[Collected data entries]

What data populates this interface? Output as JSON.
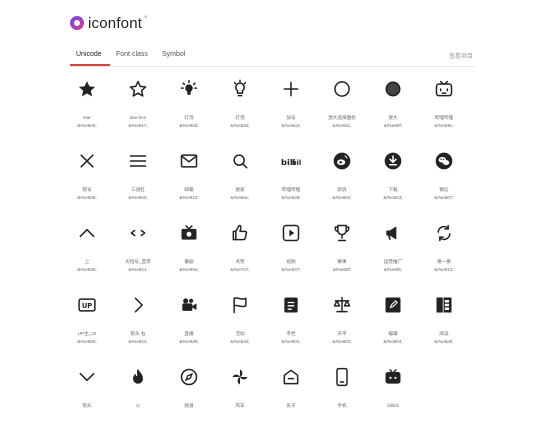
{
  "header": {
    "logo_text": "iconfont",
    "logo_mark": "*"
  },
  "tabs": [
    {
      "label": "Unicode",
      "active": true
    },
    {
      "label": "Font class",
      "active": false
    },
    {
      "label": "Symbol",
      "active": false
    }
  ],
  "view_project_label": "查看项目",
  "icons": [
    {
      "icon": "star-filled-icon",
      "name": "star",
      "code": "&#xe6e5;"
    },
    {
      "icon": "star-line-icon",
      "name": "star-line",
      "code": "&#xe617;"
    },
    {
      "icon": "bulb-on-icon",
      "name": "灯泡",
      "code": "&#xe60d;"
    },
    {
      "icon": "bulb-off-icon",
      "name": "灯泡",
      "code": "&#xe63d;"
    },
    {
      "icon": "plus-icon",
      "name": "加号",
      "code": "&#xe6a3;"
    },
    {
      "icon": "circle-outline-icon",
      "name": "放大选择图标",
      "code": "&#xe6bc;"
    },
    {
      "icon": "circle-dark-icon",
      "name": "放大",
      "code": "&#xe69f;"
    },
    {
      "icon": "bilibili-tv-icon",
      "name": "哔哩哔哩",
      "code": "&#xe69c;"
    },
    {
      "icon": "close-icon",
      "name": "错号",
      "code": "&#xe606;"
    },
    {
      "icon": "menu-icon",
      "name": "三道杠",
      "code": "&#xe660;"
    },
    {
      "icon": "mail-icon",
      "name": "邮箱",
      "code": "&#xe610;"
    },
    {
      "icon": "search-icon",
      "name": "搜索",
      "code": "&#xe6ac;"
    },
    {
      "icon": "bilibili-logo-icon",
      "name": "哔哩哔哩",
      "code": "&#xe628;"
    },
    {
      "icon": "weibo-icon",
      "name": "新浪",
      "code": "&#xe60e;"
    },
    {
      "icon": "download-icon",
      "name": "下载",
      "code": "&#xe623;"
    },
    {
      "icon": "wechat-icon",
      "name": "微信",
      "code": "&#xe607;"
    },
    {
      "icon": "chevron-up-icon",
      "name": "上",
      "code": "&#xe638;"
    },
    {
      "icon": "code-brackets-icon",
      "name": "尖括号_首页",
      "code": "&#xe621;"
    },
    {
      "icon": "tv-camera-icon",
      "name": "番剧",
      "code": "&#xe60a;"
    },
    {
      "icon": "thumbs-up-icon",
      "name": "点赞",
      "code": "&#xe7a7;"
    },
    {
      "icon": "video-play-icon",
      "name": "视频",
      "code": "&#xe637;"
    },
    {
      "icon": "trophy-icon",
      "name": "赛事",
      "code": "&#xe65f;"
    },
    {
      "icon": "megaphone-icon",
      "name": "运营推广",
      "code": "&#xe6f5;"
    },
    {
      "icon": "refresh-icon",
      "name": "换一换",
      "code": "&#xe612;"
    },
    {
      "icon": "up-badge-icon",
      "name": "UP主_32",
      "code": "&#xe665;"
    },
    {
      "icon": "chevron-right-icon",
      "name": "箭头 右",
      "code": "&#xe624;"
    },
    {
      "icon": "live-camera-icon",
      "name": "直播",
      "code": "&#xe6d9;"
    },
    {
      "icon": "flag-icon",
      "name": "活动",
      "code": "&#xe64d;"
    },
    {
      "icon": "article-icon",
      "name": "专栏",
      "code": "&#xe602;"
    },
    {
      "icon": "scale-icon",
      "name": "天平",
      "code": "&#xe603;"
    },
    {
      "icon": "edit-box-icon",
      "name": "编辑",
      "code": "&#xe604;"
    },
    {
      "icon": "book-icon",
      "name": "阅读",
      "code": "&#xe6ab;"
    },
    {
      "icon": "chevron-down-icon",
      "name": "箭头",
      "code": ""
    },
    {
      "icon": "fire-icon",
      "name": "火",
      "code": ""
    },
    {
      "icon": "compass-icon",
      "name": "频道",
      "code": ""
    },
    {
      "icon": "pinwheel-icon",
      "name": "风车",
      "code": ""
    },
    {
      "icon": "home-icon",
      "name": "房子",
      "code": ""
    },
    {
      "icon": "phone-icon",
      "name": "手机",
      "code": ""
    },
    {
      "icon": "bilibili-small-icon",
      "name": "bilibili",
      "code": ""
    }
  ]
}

What to do:
The material above must be printed exactly, with its pictures left out.

Solution to this task:
What data populates this interface? Output as JSON.
{
  "header": {
    "logo_text": "iconfont",
    "logo_mark": "*"
  },
  "tabs": [
    {
      "label": "Unicode",
      "active": true
    },
    {
      "label": "Font class",
      "active": false
    },
    {
      "label": "Symbol",
      "active": false
    }
  ],
  "view_project_label": "查看项目",
  "icons": [
    {
      "icon": "star-filled-icon",
      "name": "star",
      "code": "&#xe6e5;"
    },
    {
      "icon": "star-line-icon",
      "name": "star-line",
      "code": "&#xe617;"
    },
    {
      "icon": "bulb-on-icon",
      "name": "灯泡",
      "code": "&#xe60d;"
    },
    {
      "icon": "bulb-off-icon",
      "name": "灯泡",
      "code": "&#xe63d;"
    },
    {
      "icon": "plus-icon",
      "name": "加号",
      "code": "&#xe6a3;"
    },
    {
      "icon": "circle-outline-icon",
      "name": "放大选择图标",
      "code": "&#xe6bc;"
    },
    {
      "icon": "circle-dark-icon",
      "name": "放大",
      "code": "&#xe69f;"
    },
    {
      "icon": "bilibili-tv-icon",
      "name": "哔哩哔哩",
      "code": "&#xe69c;"
    },
    {
      "icon": "close-icon",
      "name": "错号",
      "code": "&#xe606;"
    },
    {
      "icon": "menu-icon",
      "name": "三道杠",
      "code": "&#xe660;"
    },
    {
      "icon": "mail-icon",
      "name": "邮箱",
      "code": "&#xe610;"
    },
    {
      "icon": "search-icon",
      "name": "搜索",
      "code": "&#xe6ac;"
    },
    {
      "icon": "bilibili-logo-icon",
      "name": "哔哩哔哩",
      "code": "&#xe628;"
    },
    {
      "icon": "weibo-icon",
      "name": "新浪",
      "code": "&#xe60e;"
    },
    {
      "icon": "download-icon",
      "name": "下载",
      "code": "&#xe623;"
    },
    {
      "icon": "wechat-icon",
      "name": "微信",
      "code": "&#xe607;"
    },
    {
      "icon": "chevron-up-icon",
      "name": "上",
      "code": "&#xe638;"
    },
    {
      "icon": "code-brackets-icon",
      "name": "尖括号_首页",
      "code": "&#xe621;"
    },
    {
      "icon": "tv-camera-icon",
      "name": "番剧",
      "code": "&#xe60a;"
    },
    {
      "icon": "thumbs-up-icon",
      "name": "点赞",
      "code": "&#xe7a7;"
    },
    {
      "icon": "video-play-icon",
      "name": "视频",
      "code": "&#xe637;"
    },
    {
      "icon": "trophy-icon",
      "name": "赛事",
      "code": "&#xe65f;"
    },
    {
      "icon": "megaphone-icon",
      "name": "运营推广",
      "code": "&#xe6f5;"
    },
    {
      "icon": "refresh-icon",
      "name": "换一换",
      "code": "&#xe612;"
    },
    {
      "icon": "up-badge-icon",
      "name": "UP主_32",
      "code": "&#xe665;"
    },
    {
      "icon": "chevron-right-icon",
      "name": "箭头 右",
      "code": "&#xe624;"
    },
    {
      "icon": "live-camera-icon",
      "name": "直播",
      "code": "&#xe6d9;"
    },
    {
      "icon": "flag-icon",
      "name": "活动",
      "code": "&#xe64d;"
    },
    {
      "icon": "article-icon",
      "name": "专栏",
      "code": "&#xe602;"
    },
    {
      "icon": "scale-icon",
      "name": "天平",
      "code": "&#xe603;"
    },
    {
      "icon": "edit-box-icon",
      "name": "编辑",
      "code": "&#xe604;"
    },
    {
      "icon": "book-icon",
      "name": "阅读",
      "code": "&#xe6ab;"
    },
    {
      "icon": "chevron-down-icon",
      "name": "箭头",
      "code": ""
    },
    {
      "icon": "fire-icon",
      "name": "火",
      "code": ""
    },
    {
      "icon": "compass-icon",
      "name": "频道",
      "code": ""
    },
    {
      "icon": "pinwheel-icon",
      "name": "风车",
      "code": ""
    },
    {
      "icon": "home-icon",
      "name": "房子",
      "code": ""
    },
    {
      "icon": "phone-icon",
      "name": "手机",
      "code": ""
    },
    {
      "icon": "bilibili-small-icon",
      "name": "bilibili",
      "code": ""
    }
  ]
}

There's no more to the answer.